------ AVAILABLE RECORDS

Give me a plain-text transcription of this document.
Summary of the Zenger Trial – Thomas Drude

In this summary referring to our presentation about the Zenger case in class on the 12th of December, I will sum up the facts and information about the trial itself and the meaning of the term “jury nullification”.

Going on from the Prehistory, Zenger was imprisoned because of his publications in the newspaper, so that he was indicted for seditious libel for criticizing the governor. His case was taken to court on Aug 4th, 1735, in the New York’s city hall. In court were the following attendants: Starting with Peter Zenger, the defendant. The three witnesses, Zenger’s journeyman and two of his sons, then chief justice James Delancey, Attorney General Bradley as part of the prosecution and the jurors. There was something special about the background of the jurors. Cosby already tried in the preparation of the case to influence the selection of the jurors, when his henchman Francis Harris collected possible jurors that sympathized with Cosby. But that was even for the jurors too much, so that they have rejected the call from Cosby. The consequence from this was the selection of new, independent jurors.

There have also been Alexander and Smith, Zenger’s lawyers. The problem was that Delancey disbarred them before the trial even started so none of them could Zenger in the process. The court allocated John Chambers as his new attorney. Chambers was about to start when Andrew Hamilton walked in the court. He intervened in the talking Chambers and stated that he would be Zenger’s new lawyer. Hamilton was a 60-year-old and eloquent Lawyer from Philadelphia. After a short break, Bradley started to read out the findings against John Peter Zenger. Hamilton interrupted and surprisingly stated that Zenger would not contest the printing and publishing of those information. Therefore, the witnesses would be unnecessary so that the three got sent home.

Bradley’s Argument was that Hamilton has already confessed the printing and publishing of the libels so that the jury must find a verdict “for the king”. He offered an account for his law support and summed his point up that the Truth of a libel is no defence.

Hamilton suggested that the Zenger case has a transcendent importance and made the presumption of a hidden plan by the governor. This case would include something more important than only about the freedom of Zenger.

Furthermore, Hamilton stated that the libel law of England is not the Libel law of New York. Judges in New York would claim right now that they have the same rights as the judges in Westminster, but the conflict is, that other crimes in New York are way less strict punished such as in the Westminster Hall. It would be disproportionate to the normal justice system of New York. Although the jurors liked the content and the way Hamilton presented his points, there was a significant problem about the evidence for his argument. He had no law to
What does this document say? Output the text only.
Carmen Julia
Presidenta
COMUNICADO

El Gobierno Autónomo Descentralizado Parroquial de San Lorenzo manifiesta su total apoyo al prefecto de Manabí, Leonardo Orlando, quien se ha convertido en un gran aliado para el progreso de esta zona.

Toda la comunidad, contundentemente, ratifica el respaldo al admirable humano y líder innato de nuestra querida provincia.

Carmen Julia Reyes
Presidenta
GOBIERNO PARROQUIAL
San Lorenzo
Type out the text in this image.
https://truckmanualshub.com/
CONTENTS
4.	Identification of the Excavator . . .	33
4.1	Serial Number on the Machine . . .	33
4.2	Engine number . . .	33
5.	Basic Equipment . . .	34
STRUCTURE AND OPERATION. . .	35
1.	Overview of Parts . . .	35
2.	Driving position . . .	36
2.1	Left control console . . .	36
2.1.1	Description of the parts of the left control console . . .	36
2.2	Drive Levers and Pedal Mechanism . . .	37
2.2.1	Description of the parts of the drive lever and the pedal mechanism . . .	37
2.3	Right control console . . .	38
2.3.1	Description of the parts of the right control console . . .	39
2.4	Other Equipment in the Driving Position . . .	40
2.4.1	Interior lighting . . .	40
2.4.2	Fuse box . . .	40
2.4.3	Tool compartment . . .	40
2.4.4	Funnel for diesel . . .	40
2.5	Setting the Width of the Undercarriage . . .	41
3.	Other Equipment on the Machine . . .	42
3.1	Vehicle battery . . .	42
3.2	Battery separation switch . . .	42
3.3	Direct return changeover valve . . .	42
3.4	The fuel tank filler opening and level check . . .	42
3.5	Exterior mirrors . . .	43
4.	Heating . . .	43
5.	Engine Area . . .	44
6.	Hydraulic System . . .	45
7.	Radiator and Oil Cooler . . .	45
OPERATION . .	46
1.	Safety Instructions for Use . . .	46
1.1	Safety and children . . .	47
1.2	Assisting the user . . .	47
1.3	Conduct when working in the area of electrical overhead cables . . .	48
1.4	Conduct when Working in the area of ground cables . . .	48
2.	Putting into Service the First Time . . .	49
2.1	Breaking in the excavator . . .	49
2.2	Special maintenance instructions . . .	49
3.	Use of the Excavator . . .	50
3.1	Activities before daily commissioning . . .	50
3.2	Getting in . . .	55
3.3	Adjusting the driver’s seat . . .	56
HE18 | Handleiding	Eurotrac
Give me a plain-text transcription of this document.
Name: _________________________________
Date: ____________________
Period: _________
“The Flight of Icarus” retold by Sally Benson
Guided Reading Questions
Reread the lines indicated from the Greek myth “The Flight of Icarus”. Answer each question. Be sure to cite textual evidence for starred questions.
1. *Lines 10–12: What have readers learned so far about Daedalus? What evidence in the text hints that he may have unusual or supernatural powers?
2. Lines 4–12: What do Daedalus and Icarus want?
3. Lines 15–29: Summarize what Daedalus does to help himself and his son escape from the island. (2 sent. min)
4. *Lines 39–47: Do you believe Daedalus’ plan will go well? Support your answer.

------------

**GIVEN PROBLEM**
Which lines contain "Icarus"? Show each of them.

**SOLUTION FOR THIS EXERCISE**
“The Flight of Icarus” retold by Sally Benson
Reread the lines indicated from the Greek myth “The Flight of Icarus”. Answer each question. Be sure to cite textual evidence for starred questions.
2. Lines 4–12: What do Daedalus and Icarus want?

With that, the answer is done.